* **What is being asked**: Find all lines in the records that include the word "Σεδάν", and copy them out.

* **Extracted entries**:

○ ○ ○ ○ ○

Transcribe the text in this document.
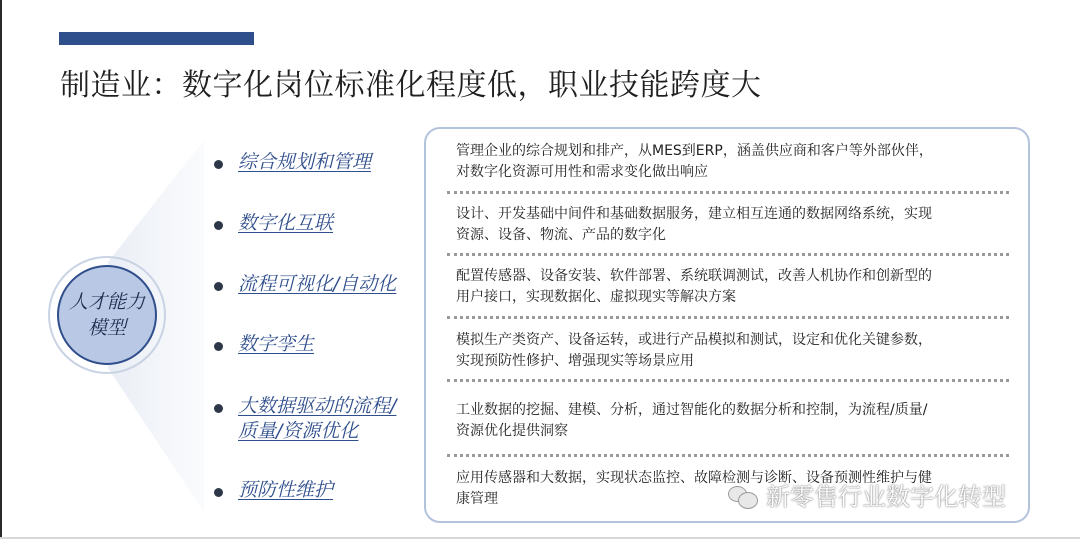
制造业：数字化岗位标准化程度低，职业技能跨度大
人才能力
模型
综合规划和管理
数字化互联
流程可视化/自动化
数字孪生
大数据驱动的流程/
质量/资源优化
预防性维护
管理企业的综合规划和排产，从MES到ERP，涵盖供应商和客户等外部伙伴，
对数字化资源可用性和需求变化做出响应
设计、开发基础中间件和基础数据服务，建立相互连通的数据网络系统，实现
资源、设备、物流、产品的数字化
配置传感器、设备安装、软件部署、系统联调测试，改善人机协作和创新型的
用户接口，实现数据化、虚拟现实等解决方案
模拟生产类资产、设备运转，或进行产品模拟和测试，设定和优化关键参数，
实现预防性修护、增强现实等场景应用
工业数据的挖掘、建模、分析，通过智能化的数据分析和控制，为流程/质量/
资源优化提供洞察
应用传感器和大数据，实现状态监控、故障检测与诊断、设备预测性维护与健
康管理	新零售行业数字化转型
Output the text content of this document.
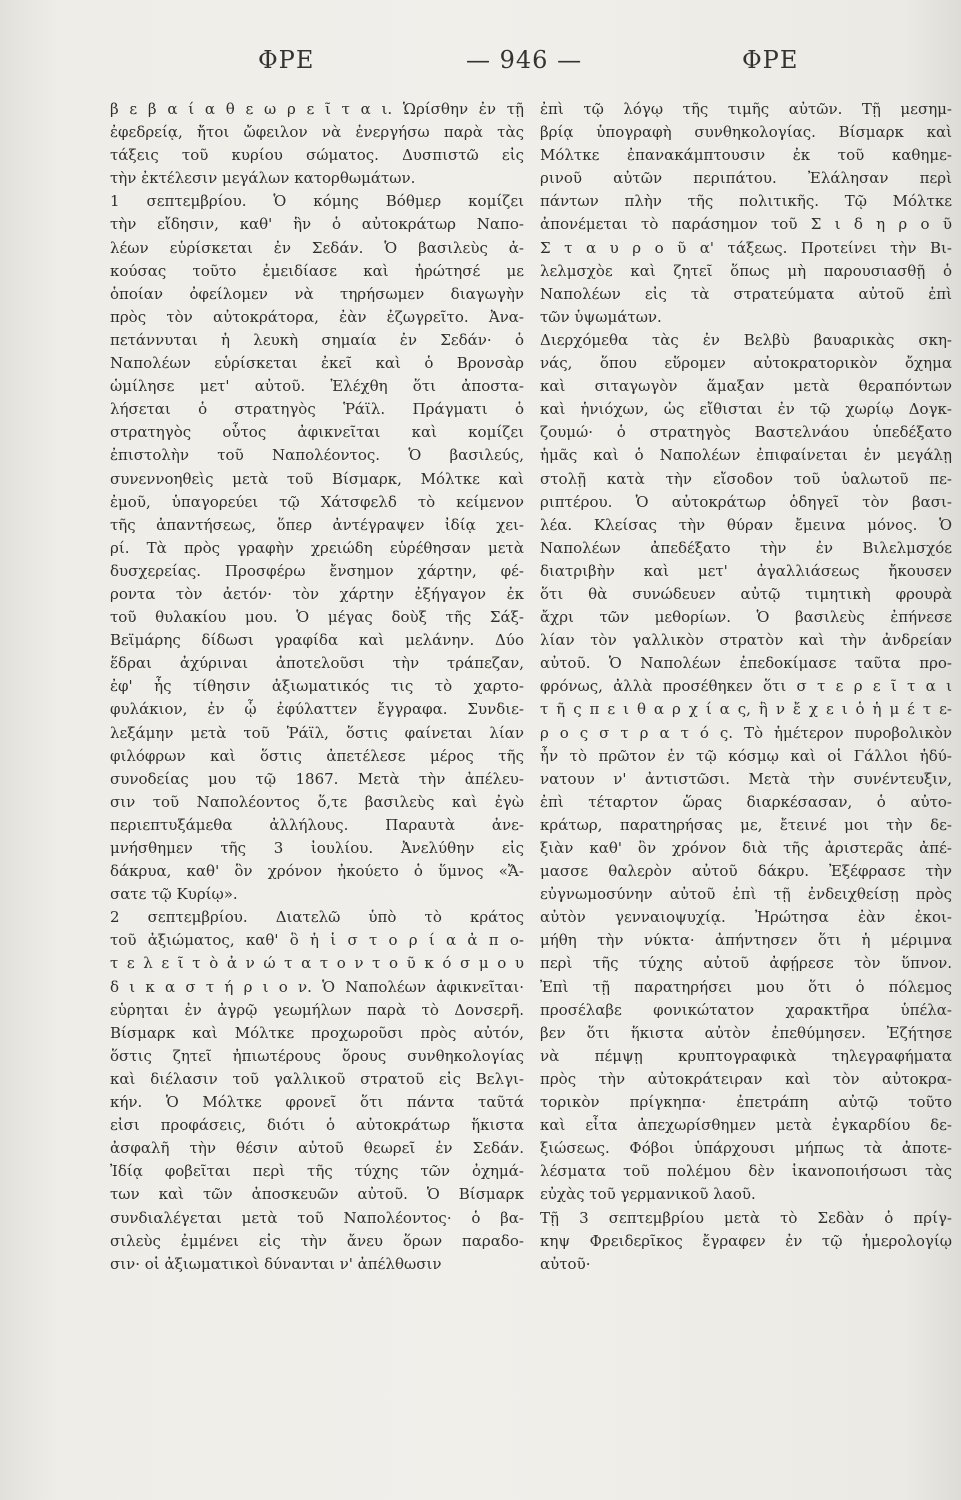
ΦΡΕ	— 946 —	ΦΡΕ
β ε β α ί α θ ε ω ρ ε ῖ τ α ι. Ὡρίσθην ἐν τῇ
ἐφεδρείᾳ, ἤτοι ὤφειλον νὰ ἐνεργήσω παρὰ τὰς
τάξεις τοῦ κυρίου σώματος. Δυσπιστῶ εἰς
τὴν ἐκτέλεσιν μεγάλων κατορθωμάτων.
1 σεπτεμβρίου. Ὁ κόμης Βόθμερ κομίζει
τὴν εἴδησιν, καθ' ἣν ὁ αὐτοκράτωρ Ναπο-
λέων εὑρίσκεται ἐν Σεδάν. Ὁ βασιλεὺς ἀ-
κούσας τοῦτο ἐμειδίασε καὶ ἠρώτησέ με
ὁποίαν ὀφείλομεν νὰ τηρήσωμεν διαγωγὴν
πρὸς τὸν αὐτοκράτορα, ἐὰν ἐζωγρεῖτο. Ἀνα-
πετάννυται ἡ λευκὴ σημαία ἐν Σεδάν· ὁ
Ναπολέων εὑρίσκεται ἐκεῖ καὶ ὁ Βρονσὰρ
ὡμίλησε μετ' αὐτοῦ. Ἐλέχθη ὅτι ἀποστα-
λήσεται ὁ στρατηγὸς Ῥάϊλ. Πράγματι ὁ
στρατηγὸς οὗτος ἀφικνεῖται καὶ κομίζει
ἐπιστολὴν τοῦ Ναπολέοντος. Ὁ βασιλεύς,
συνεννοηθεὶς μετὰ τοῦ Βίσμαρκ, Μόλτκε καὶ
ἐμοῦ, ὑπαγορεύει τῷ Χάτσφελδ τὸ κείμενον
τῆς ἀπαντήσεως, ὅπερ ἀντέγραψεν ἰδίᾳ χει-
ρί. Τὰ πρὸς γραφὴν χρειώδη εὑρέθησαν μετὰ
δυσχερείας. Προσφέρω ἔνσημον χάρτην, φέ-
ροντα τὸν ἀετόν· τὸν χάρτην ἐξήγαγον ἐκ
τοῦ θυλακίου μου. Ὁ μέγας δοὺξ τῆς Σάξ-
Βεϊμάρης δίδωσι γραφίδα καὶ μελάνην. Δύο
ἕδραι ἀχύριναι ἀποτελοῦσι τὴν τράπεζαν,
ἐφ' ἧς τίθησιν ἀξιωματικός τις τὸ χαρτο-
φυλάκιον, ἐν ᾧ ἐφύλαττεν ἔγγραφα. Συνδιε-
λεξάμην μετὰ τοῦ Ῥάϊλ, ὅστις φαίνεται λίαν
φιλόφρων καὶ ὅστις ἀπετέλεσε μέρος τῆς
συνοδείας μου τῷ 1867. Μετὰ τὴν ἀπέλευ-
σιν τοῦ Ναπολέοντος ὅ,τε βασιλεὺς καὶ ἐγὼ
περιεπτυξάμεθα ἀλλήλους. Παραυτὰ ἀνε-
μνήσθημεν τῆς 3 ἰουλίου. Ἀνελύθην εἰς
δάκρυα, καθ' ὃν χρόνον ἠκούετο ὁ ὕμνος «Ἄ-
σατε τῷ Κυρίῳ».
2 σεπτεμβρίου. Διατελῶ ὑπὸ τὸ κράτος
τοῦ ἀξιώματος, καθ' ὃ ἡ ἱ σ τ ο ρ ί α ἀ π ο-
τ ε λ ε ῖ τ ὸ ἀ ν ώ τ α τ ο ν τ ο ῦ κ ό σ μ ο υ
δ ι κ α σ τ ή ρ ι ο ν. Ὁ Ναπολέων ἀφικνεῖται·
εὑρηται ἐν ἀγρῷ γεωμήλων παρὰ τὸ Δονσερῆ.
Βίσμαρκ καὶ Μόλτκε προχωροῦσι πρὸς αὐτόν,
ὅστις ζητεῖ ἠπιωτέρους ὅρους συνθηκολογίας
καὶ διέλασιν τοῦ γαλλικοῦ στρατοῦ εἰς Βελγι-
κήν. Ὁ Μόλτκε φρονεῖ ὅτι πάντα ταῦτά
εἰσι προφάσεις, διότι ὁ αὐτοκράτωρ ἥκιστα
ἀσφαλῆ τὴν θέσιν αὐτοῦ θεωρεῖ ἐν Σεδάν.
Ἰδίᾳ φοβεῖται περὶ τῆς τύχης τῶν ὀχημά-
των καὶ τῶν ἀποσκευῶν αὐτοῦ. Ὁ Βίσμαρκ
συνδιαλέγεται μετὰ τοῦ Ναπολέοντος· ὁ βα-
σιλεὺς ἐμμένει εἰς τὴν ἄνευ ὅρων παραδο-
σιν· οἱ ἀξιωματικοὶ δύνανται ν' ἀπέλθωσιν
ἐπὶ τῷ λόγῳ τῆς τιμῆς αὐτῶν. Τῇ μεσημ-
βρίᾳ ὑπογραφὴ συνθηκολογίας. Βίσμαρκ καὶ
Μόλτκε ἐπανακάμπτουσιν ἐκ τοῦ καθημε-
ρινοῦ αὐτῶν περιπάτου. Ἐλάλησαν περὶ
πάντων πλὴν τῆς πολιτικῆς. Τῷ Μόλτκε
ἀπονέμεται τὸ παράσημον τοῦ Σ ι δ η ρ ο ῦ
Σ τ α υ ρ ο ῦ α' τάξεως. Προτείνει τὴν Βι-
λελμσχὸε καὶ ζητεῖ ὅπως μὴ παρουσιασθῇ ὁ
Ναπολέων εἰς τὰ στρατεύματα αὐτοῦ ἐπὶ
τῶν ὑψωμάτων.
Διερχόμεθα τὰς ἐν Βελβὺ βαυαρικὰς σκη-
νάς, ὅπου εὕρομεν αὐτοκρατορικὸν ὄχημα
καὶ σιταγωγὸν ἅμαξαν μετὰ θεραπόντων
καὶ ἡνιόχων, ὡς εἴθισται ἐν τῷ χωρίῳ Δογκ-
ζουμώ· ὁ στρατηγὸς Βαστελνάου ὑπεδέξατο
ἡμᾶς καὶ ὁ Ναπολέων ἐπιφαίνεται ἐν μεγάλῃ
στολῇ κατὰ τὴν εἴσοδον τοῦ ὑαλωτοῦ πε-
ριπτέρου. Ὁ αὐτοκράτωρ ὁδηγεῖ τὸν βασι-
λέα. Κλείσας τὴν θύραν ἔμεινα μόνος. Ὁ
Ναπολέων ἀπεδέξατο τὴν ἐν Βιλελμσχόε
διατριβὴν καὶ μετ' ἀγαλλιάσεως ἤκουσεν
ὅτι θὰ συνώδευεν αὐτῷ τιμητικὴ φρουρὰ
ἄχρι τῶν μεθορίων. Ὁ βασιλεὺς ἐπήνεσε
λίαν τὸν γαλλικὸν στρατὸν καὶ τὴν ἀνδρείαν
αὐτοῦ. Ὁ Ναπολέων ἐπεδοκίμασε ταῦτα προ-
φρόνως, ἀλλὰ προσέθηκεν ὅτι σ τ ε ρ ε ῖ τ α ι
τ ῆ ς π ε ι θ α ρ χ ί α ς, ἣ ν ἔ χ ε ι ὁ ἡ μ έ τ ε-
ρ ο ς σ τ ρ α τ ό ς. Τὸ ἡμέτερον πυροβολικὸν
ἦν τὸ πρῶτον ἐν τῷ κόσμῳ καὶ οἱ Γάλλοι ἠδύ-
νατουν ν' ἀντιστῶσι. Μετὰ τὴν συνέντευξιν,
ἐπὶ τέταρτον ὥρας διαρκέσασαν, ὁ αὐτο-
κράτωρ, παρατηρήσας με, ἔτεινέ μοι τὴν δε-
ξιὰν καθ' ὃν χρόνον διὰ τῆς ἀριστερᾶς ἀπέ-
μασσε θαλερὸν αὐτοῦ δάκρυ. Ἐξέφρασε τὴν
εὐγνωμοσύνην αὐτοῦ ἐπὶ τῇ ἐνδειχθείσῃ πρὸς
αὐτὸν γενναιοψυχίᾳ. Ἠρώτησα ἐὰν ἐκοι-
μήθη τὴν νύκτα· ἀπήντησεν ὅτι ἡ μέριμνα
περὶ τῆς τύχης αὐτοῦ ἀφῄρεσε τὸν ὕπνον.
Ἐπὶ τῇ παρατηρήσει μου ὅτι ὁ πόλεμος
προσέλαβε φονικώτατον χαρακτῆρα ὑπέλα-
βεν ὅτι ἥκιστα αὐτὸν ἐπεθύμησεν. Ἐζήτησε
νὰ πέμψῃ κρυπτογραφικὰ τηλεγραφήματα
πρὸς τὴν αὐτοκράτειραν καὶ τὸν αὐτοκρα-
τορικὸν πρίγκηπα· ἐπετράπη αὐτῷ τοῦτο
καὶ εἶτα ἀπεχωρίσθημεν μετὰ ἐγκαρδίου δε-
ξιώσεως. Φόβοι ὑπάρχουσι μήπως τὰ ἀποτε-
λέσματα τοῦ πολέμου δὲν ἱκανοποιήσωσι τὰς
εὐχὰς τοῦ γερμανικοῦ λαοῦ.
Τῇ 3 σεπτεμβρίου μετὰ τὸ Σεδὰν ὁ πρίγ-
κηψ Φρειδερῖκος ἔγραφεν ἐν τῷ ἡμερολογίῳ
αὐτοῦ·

○ ○ ○ ○ ○

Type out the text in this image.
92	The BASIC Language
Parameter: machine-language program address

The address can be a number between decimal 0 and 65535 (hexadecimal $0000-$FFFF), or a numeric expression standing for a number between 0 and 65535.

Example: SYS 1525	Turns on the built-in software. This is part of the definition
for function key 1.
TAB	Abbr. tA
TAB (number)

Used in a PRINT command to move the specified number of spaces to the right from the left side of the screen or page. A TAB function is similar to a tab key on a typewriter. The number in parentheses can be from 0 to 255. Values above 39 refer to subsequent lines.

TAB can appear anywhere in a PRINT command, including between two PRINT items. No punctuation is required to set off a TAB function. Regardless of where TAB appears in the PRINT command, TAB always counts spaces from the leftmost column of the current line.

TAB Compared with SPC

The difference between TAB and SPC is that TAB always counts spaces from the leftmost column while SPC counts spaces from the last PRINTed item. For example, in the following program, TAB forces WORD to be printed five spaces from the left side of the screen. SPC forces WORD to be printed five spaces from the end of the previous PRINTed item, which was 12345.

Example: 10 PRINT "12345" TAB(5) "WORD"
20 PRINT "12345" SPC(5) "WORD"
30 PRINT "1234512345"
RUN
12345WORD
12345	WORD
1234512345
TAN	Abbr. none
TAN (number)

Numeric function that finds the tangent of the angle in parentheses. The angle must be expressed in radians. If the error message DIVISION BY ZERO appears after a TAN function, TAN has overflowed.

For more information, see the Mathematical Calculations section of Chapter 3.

○ ○ ○ ○ ○

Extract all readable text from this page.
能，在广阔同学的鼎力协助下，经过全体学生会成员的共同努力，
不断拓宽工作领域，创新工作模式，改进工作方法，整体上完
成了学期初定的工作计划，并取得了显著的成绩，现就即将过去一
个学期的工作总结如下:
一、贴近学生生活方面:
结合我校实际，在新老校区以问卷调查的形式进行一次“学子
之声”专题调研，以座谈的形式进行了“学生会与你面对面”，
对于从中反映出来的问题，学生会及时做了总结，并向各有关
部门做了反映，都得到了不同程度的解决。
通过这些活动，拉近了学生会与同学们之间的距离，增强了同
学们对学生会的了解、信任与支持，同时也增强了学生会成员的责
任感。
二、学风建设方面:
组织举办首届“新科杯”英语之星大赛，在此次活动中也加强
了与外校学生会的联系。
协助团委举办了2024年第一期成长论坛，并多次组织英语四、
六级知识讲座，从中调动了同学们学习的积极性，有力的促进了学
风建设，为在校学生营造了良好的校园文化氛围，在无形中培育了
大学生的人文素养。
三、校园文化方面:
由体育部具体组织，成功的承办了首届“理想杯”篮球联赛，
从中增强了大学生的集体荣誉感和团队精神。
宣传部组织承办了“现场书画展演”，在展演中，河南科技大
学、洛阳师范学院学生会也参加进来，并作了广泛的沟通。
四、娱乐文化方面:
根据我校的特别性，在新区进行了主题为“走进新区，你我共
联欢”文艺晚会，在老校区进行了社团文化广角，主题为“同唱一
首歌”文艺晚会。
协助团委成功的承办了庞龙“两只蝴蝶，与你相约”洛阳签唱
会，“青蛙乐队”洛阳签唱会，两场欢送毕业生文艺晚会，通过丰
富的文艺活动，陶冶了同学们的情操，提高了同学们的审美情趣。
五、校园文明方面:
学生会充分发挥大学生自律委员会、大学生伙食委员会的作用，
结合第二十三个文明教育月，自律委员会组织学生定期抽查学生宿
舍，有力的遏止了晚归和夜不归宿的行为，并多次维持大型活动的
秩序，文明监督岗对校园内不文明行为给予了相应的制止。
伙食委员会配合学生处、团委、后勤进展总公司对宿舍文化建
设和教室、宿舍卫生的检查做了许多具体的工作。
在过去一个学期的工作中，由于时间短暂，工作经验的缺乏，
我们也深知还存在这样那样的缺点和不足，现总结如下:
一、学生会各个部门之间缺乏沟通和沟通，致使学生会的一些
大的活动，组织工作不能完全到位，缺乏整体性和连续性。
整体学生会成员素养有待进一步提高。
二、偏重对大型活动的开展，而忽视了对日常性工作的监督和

○ ○ ○ ○ ○

* **Result for this task**:
λέων εὑρίσκεται ἐν Σεδάν. Ὁ βασιλεὺς ἀ-
πετάννυται ἡ λευκὴ σημαία ἐν Σεδάν· ὁ
ἀσφαλῆ τὴν θέσιν αὐτοῦ θεωρεῖ ἐν Σεδάν.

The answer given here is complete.